— begin STORED RECORDS —

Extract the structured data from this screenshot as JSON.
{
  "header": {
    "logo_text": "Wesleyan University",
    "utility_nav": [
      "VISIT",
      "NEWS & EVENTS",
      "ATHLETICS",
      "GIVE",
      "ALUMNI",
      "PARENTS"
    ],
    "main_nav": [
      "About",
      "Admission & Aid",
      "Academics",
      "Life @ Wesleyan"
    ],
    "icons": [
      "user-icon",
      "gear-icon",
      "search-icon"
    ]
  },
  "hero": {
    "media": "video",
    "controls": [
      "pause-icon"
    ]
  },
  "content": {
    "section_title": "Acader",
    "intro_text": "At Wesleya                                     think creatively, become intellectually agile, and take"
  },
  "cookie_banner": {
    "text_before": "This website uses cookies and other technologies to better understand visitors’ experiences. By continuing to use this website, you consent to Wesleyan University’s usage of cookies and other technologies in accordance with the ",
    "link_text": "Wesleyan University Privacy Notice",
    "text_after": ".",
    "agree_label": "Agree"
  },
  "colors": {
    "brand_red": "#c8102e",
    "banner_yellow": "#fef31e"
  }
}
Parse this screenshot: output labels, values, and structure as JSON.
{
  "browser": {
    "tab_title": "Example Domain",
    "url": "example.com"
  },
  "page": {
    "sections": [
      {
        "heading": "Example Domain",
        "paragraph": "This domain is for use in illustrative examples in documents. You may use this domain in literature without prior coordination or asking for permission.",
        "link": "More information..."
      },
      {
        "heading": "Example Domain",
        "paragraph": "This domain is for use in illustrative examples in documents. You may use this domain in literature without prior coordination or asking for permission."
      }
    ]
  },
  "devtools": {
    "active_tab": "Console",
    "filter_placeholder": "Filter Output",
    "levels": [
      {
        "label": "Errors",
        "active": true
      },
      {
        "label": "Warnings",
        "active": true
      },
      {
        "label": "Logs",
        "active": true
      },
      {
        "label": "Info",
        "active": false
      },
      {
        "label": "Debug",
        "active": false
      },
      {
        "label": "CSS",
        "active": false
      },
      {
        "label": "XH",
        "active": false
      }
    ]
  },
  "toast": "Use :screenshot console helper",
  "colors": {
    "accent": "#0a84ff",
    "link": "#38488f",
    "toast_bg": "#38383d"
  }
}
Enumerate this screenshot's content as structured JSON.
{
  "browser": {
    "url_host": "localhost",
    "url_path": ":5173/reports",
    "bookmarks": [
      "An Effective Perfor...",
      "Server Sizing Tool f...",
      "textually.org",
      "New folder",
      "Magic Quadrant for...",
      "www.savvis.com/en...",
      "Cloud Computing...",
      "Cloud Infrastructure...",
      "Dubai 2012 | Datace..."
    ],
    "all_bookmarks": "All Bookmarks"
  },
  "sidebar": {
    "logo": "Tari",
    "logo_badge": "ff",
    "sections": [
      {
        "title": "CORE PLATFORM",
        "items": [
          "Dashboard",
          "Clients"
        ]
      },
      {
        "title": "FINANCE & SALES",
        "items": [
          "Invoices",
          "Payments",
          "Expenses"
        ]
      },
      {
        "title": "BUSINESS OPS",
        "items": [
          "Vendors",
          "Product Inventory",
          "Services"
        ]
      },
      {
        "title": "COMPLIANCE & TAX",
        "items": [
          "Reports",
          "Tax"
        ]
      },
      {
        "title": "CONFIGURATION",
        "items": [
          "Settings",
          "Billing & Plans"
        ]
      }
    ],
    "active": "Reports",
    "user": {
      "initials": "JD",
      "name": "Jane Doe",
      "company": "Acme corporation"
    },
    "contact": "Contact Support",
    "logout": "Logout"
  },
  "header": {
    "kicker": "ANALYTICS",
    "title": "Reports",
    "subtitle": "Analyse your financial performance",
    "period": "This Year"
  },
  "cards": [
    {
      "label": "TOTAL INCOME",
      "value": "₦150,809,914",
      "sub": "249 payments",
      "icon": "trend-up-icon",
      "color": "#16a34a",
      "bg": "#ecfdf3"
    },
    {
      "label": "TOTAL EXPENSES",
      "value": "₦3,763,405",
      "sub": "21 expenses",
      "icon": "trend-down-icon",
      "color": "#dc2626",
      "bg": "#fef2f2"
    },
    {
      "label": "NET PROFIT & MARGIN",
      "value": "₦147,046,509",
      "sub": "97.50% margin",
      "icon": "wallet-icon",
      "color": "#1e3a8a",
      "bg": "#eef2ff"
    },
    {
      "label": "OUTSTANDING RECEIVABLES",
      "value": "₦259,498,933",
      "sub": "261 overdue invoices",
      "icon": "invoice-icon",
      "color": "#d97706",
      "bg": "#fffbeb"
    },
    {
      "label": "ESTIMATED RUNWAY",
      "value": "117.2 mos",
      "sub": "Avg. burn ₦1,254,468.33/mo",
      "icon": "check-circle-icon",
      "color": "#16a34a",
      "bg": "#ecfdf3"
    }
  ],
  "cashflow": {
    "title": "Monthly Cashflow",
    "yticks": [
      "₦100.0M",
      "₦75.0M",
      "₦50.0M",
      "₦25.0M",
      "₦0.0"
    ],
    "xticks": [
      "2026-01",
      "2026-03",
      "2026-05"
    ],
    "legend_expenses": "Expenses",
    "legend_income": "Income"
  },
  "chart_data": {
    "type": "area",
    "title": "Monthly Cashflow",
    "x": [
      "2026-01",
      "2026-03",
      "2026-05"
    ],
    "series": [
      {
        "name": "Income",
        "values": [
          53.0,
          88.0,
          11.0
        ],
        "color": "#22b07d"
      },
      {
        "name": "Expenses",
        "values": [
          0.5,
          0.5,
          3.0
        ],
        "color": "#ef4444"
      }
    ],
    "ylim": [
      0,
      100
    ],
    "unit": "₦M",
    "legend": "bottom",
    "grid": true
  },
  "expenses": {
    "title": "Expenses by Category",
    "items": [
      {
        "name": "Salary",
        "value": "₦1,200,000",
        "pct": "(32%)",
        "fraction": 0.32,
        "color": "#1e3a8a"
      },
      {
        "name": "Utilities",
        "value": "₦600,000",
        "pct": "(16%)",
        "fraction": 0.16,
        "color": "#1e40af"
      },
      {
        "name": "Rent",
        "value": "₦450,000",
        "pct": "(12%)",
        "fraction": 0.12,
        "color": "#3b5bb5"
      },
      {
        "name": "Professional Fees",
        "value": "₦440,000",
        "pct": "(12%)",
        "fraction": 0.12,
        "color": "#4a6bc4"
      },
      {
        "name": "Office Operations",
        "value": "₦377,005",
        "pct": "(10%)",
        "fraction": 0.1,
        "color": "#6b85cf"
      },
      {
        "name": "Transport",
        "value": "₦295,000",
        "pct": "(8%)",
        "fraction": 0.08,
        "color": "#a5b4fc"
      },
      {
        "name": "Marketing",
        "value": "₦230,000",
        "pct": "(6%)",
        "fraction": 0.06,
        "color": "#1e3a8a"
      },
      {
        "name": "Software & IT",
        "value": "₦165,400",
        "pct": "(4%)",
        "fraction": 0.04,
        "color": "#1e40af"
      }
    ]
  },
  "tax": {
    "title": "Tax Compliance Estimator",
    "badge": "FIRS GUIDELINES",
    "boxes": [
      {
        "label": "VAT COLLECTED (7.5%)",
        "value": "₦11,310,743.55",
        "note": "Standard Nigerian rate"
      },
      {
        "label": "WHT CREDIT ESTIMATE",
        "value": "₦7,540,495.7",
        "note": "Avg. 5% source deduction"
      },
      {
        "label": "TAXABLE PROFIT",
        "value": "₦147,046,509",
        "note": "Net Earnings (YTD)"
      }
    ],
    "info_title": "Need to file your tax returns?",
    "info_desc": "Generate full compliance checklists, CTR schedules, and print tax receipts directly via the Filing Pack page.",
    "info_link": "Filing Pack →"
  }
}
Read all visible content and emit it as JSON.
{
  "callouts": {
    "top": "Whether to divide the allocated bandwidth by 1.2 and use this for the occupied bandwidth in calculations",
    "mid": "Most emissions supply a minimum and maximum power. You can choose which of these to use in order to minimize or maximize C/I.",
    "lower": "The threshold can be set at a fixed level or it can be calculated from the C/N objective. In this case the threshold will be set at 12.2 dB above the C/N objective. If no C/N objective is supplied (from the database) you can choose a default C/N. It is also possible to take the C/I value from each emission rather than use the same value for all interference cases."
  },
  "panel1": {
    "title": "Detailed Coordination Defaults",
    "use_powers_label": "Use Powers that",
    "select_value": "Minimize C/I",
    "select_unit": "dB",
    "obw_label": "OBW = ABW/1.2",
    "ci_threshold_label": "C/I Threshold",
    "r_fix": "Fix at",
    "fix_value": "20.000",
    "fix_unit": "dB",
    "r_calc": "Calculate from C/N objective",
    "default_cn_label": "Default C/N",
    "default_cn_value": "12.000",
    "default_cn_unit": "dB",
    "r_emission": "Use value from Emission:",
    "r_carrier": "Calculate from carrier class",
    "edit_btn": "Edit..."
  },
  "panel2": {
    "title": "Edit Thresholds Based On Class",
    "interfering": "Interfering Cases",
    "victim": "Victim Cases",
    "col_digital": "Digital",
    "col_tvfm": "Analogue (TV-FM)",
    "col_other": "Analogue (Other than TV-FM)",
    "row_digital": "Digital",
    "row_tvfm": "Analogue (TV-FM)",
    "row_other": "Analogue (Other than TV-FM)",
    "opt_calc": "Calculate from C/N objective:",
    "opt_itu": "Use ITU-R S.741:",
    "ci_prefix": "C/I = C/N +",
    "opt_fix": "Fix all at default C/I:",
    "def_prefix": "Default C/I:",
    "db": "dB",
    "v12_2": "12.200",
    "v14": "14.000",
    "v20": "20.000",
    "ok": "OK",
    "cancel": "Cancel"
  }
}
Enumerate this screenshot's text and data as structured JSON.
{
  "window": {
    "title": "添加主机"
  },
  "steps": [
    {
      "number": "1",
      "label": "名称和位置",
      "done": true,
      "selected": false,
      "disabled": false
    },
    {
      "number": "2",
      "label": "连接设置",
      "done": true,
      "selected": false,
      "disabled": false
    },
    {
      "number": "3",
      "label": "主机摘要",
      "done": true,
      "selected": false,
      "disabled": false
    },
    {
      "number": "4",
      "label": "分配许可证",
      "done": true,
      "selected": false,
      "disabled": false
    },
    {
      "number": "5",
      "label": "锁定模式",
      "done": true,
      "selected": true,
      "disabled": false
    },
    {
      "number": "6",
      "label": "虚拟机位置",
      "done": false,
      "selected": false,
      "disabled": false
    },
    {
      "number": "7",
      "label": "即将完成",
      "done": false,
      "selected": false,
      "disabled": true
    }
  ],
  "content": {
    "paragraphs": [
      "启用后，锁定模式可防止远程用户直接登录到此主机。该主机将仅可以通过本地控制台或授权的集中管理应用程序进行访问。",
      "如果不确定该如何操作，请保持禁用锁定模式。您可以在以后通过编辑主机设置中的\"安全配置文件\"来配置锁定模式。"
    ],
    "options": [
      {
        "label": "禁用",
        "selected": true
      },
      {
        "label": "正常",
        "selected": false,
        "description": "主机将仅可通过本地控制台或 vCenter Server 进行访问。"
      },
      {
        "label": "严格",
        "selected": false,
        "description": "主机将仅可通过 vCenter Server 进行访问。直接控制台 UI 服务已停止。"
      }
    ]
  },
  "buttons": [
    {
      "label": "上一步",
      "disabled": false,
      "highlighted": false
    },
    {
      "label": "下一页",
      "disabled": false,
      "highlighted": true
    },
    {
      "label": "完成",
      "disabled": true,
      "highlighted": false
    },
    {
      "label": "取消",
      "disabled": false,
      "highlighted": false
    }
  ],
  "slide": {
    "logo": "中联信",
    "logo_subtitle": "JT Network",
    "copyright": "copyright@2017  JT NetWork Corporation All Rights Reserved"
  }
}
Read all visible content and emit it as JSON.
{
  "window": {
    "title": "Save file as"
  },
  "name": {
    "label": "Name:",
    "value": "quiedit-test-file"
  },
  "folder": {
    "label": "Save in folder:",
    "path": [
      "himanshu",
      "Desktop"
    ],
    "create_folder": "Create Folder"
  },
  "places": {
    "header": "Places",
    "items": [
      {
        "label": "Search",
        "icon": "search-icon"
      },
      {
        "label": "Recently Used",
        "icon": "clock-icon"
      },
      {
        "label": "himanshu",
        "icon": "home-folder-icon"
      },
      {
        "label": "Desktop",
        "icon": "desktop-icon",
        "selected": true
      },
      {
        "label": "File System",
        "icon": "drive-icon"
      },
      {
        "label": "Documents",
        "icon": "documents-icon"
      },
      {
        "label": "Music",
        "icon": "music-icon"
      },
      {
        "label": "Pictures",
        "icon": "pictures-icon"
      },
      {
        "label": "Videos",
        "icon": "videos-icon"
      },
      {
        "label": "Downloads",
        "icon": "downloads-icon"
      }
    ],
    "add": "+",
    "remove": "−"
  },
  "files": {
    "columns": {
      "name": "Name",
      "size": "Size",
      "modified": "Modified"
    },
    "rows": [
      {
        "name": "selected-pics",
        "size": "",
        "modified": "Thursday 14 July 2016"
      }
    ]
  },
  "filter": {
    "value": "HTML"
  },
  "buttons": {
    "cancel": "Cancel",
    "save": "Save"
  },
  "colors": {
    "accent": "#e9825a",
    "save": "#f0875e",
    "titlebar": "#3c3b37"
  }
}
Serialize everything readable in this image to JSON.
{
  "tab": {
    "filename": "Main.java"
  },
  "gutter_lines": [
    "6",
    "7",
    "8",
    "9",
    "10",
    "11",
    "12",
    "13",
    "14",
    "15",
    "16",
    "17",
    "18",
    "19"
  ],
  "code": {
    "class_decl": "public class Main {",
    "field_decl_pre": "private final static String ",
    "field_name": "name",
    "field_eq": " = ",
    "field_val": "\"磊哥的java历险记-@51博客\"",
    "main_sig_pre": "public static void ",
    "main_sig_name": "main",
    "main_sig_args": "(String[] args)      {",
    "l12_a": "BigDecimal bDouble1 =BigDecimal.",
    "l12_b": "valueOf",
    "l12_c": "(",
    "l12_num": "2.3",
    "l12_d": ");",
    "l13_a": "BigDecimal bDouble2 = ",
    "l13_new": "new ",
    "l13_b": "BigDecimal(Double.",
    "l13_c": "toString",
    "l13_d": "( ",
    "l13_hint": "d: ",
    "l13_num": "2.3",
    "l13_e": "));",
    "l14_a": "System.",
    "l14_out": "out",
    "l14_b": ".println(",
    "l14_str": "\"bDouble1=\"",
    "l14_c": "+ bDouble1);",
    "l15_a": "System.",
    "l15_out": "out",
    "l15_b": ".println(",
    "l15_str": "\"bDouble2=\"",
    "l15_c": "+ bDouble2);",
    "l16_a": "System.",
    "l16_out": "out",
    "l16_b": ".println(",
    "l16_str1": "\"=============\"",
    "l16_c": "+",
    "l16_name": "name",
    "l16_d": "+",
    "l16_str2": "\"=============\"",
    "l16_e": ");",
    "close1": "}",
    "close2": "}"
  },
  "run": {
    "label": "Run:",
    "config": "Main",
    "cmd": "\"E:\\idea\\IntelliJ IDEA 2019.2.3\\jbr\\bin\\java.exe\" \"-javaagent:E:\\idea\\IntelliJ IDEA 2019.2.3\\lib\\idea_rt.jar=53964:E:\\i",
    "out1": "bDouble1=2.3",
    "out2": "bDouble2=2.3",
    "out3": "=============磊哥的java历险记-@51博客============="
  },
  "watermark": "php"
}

— end STORED RECORDS —

GOAL: Give the count of lines in the listing above that include "literature", with no other words.

ANSWER FOR THE TASK: 2